**Assigned task**.
Your answer should contain every line of the records, transcribed word for word.

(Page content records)

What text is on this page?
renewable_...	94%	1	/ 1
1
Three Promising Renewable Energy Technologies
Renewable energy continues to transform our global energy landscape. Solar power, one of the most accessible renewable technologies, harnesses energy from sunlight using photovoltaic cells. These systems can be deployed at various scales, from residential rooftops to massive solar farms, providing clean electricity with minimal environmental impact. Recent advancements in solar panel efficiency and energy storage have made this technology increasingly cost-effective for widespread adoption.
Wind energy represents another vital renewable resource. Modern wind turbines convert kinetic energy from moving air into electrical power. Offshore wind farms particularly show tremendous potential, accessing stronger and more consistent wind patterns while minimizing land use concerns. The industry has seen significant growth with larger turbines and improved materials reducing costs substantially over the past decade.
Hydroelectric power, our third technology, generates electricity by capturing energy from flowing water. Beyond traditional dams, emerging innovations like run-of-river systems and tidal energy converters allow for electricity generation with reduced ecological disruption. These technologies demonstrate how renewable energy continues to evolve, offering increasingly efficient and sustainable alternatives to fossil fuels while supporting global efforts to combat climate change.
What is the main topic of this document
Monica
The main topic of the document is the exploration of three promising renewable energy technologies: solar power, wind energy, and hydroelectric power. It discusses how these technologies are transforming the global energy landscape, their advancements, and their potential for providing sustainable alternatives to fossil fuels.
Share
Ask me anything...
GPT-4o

**Answer to this exercise**.
What text is on this page?
renewable_...	94%	1	/ 1
1
Three Promising Renewable Energy Technologies
Renewable energy continues to transform our global energy landscape. Solar power, one of the most accessible renewable technologies, harnesses energy from sunlight using photovoltaic cells. These systems can be deployed at various scales, from residential rooftops to massive solar farms, providing clean electricity with minimal environmental impact. Recent advancements in solar panel efficiency and energy storage have made this technology increasingly cost-effective for widespread adoption.
Wind energy represents another vital renewable resource. Modern wind turbines convert kinetic energy from moving air into electrical power. Offshore wind farms particularly show tremendous potential, accessing stronger and more consistent wind patterns while minimizing land use concerns. The industry has seen significant growth with larger turbines and improved materials reducing costs substantially over the past decade.
Hydroelectric power, our third technology, generates electricity by capturing energy from flowing water. Beyond traditional dams, emerging innovations like run-of-river systems and tidal energy converters allow for electricity generation with reduced ecological disruption. These technologies demonstrate how renewable energy continues to evolve, offering increasingly efficient and sustainable alternatives to fossil fuels while supporting global efforts to combat climate change.
What is the main topic of this document
Monica
The main topic of the document is the exploration of three promising renewable energy technologies: solar power, wind energy, and hydroelectric power. It discusses how these technologies are transforming the global energy landscape, their advancements, and their potential for providing sustainable alternatives to fossil fuels.
Share
Ask me anything...
GPT-4o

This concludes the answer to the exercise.